**What the task requires**:
Repeat the full listing, word for word.
** Begin **
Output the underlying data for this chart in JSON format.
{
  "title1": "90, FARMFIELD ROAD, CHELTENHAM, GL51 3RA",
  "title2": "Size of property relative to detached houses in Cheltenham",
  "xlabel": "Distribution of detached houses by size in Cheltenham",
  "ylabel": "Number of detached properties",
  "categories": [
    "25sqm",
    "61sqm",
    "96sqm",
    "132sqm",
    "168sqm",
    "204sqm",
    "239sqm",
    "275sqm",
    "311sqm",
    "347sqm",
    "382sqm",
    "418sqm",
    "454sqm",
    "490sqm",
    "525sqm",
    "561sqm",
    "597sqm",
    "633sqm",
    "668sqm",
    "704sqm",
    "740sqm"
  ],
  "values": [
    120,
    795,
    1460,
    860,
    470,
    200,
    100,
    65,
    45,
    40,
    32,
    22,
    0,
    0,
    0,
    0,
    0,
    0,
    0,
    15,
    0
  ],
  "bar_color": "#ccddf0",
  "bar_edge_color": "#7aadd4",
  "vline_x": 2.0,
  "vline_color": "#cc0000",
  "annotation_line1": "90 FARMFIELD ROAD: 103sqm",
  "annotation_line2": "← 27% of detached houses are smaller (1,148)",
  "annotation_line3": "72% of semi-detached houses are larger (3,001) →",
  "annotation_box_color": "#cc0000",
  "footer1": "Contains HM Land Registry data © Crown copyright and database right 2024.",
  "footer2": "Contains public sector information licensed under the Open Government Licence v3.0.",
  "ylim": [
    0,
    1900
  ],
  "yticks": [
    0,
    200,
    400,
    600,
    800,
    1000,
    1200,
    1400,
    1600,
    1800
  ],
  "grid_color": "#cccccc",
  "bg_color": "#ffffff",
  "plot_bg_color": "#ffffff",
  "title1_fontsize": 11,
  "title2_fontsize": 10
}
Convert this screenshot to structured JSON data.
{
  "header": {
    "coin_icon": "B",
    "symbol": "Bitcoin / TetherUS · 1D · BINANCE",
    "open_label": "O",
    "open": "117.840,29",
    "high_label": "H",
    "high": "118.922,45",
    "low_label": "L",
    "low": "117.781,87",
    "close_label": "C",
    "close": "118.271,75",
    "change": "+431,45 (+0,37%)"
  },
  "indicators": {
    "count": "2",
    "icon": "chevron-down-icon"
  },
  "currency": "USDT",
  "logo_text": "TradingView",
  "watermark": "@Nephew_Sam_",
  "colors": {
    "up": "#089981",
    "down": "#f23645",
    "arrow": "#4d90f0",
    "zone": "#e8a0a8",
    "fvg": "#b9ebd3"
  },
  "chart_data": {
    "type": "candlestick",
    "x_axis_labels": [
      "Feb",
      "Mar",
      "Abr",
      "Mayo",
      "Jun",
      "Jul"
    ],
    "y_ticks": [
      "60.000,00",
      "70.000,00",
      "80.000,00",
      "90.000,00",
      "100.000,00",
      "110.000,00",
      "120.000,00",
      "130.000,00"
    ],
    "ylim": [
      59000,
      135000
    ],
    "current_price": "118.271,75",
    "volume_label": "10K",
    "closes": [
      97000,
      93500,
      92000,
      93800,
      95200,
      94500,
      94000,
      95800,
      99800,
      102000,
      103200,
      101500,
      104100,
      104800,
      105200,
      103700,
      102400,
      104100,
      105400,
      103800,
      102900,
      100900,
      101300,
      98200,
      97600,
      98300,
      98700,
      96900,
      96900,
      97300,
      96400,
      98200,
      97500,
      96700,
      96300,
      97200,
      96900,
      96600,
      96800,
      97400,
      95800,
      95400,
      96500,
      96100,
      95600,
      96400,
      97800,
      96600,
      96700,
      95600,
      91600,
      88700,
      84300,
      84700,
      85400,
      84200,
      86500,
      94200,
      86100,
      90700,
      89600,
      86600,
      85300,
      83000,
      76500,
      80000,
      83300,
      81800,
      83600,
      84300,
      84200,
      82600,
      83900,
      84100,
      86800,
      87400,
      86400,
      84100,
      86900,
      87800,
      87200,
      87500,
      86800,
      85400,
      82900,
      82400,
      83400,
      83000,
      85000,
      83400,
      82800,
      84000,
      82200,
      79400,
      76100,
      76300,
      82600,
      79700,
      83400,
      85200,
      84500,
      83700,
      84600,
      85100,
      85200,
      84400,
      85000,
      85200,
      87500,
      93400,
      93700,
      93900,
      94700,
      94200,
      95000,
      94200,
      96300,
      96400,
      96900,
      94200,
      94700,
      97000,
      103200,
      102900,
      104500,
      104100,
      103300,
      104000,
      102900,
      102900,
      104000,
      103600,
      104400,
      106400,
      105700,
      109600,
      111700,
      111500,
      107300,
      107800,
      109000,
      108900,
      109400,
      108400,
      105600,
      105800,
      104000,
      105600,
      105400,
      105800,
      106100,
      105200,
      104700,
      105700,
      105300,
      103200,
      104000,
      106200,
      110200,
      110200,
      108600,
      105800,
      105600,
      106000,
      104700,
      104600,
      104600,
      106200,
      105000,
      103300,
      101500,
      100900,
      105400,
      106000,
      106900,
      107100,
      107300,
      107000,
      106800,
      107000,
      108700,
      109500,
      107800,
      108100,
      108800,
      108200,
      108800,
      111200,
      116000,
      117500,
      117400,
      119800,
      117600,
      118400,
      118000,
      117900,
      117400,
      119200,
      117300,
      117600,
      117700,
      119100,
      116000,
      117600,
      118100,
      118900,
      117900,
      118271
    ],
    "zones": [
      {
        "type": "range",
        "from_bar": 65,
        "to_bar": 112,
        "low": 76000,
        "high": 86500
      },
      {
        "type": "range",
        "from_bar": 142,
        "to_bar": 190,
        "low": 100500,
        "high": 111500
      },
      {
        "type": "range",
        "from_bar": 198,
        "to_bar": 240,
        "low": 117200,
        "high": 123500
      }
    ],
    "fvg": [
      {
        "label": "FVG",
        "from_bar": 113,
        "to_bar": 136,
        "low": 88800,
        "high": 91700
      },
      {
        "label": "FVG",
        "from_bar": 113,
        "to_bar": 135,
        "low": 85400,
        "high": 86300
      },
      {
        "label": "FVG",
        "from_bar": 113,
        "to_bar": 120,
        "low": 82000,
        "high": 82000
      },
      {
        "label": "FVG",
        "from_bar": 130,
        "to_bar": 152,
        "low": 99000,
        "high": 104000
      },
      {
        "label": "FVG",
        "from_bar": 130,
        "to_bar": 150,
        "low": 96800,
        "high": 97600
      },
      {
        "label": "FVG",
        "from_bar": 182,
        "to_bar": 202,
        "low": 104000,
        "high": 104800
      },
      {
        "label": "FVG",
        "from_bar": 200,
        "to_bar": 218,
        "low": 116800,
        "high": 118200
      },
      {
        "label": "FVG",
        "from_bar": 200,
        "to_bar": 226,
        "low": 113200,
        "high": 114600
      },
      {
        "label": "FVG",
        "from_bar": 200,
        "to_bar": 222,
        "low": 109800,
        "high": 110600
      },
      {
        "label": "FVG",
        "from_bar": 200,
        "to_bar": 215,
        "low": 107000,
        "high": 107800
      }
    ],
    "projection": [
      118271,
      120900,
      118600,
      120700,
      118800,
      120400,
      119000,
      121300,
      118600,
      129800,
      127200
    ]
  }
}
** End **
**Answer to this exercise**:
Output the underlying data for this chart in JSON format.
{
  "title1": "90, FARMFIELD ROAD, CHELTENHAM, GL51 3RA",
  "title2": "Size of property relative to detached houses in Cheltenham",
  "xlabel": "Distribution of detached houses by size in Cheltenham",
  "ylabel": "Number of detached properties",
  "categories": [
    "25sqm",
    "61sqm",
    "96sqm",
    "132sqm",
    "168sqm",
    "204sqm",
    "239sqm",
    "275sqm",
    "311sqm",
    "347sqm",
    "382sqm",
    "418sqm",
    "454sqm",
    "490sqm",
    "525sqm",
    "561sqm",
    "597sqm",
    "633sqm",
    "668sqm",
    "704sqm",
    "740sqm"
  ],
  "values": [
    120,
    795,
    1460,
    860,
    470,
    200,
    100,
    65,
    45,
    40,
    32,
    22,
    0,
    0,
    0,
    0,
    0,
    0,
    0,
    15,
    0
  ],
  "bar_color": "#ccddf0",
  "bar_edge_color": "#7aadd4",
  "vline_x": 2.0,
  "vline_color": "#cc0000",
  "annotation_line1": "90 FARMFIELD ROAD: 103sqm",
  "annotation_line2": "← 27% of detached houses are smaller (1,148)",
  "annotation_line3": "72% of semi-detached houses are larger (3,001) →",
  "annotation_box_color": "#cc0000",
  "footer1": "Contains HM Land Registry data © Crown copyright and database right 2024.",
  "footer2": "Contains public sector information licensed under the Open Government Licence v3.0.",
  "ylim": [
    0,
    1900
  ],
  "yticks": [
    0,
    200,
    400,
    600,
    800,
    1000,
    1200,
    1400,
    1600,
    1800
  ],
  "grid_color": "#cccccc",
  "bg_color": "#ffffff",
  "plot_bg_color": "#ffffff",
  "title1_fontsize": 11,
  "title2_fontsize": 10
}
Convert this screenshot to structured JSON data.
{
  "header": {
    "coin_icon": "B",
    "symbol": "Bitcoin / TetherUS · 1D · BINANCE",
    "open_label": "O",
    "open": "117.840,29",
    "high_label": "H",
    "high": "118.922,45",
    "low_label": "L",
    "low": "117.781,87",
    "close_label": "C",
    "close": "118.271,75",
    "change": "+431,45 (+0,37%)"
  },
  "indicators": {
    "count": "2",
    "icon": "chevron-down-icon"
  },
  "currency": "USDT",
  "logo_text": "TradingView",
  "watermark": "@Nephew_Sam_",
  "colors": {
    "up": "#089981",
    "down": "#f23645",
    "arrow": "#4d90f0",
    "zone": "#e8a0a8",
    "fvg": "#b9ebd3"
  },
  "chart_data": {
    "type": "candlestick",
    "x_axis_labels": [
      "Feb",
      "Mar",
      "Abr",
      "Mayo",
      "Jun",
      "Jul"
    ],
    "y_ticks": [
      "60.000,00",
      "70.000,00",
      "80.000,00",
      "90.000,00",
      "100.000,00",
      "110.000,00",
      "120.000,00",
      "130.000,00"
    ],
    "ylim": [
      59000,
      135000
    ],
    "current_price": "118.271,75",
    "volume_label": "10K",
    "closes": [
      97000,
      93500,
      92000,
      93800,
      95200,
      94500,
      94000,
      95800,
      99800,
      102000,
      103200,
      101500,
      104100,
      104800,
      105200,
      103700,
      102400,
      104100,
      105400,
      103800,
      102900,
      100900,
      101300,
      98200,
      97600,
      98300,
      98700,
      96900,
      96900,
      97300,
      96400,
      98200,
      97500,
      96700,
      96300,
      97200,
      96900,
      96600,
      96800,
      97400,
      95800,
      95400,
      96500,
      96100,
      95600,
      96400,
      97800,
      96600,
      96700,
      95600,
      91600,
      88700,
      84300,
      84700,
      85400,
      84200,
      86500,
      94200,
      86100,
      90700,
      89600,
      86600,
      85300,
      83000,
      76500,
      80000,
      83300,
      81800,
      83600,
      84300,
      84200,
      82600,
      83900,
      84100,
      86800,
      87400,
      86400,
      84100,
      86900,
      87800,
      87200,
      87500,
      86800,
      85400,
      82900,
      82400,
      83400,
      83000,
      85000,
      83400,
      82800,
      84000,
      82200,
      79400,
      76100,
      76300,
      82600,
      79700,
      83400,
      85200,
      84500,
      83700,
      84600,
      85100,
      85200,
      84400,
      85000,
      85200,
      87500,
      93400,
      93700,
      93900,
      94700,
      94200,
      95000,
      94200,
      96300,
      96400,
      96900,
      94200,
      94700,
      97000,
      103200,
      102900,
      104500,
      104100,
      103300,
      104000,
      102900,
      102900,
      104000,
      103600,
      104400,
      106400,
      105700,
      109600,
      111700,
      111500,
      107300,
      107800,
      109000,
      108900,
      109400,
      108400,
      105600,
      105800,
      104000,
      105600,
      105400,
      105800,
      106100,
      105200,
      104700,
      105700,
      105300,
      103200,
      104000,
      106200,
      110200,
      110200,
      108600,
      105800,
      105600,
      106000,
      104700,
      104600,
      104600,
      106200,
      105000,
      103300,
      101500,
      100900,
      105400,
      106000,
      106900,
      107100,
      107300,
      107000,
      106800,
      107000,
      108700,
      109500,
      107800,
      108100,
      108800,
      108200,
      108800,
      111200,
      116000,
      117500,
      117400,
      119800,
      117600,
      118400,
      118000,
      117900,
      117400,
      119200,
      117300,
      117600,
      117700,
      119100,
      116000,
      117600,
      118100,
      118900,
      117900,
      118271
    ],
    "zones": [
      {
        "type": "range",
        "from_bar": 65,
        "to_bar": 112,
        "low": 76000,
        "high": 86500
      },
      {
        "type": "range",
        "from_bar": 142,
        "to_bar": 190,
        "low": 100500,
        "high": 111500
      },
      {
        "type": "range",
        "from_bar": 198,
        "to_bar": 240,
        "low": 117200,
        "high": 123500
      }
    ],
    "fvg": [
      {
        "label": "FVG",
        "from_bar": 113,
        "to_bar": 136,
        "low": 88800,
        "high": 91700
      },
      {
        "label": "FVG",
        "from_bar": 113,
        "to_bar": 135,
        "low": 85400,
        "high": 86300
      },
      {
        "label": "FVG",
        "from_bar": 113,
        "to_bar": 120,
        "low": 82000,
        "high": 82000
      },
      {
        "label": "FVG",
        "from_bar": 130,
        "to_bar": 152,
        "low": 99000,
        "high": 104000
      },
      {
        "label": "FVG",
        "from_bar": 130,
        "to_bar": 150,
        "low": 96800,
        "high": 97600
      },
      {
        "label": "FVG",
        "from_bar": 182,
        "to_bar": 202,
        "low": 104000,
        "high": 104800
      },
      {
        "label": "FVG",
        "from_bar": 200,
        "to_bar": 218,
        "low": 116800,
        "high": 118200
      },
      {
        "label": "FVG",
        "from_bar": 200,
        "to_bar": 226,
        "low": 113200,
        "high": 114600
      },
      {
        "label": "FVG",
        "from_bar": 200,
        "to_bar": 222,
        "low": 109800,
        "high": 110600
      },
      {
        "label": "FVG",
        "from_bar": 200,
        "to_bar": 215,
        "low": 107000,
        "high": 107800
      }
    ],
    "projection": [
      118271,
      120900,
      118600,
      120700,
      118800,
      120400,
      119000,
      121300,
      118600,
      129800,
      127200
    ]
  }
}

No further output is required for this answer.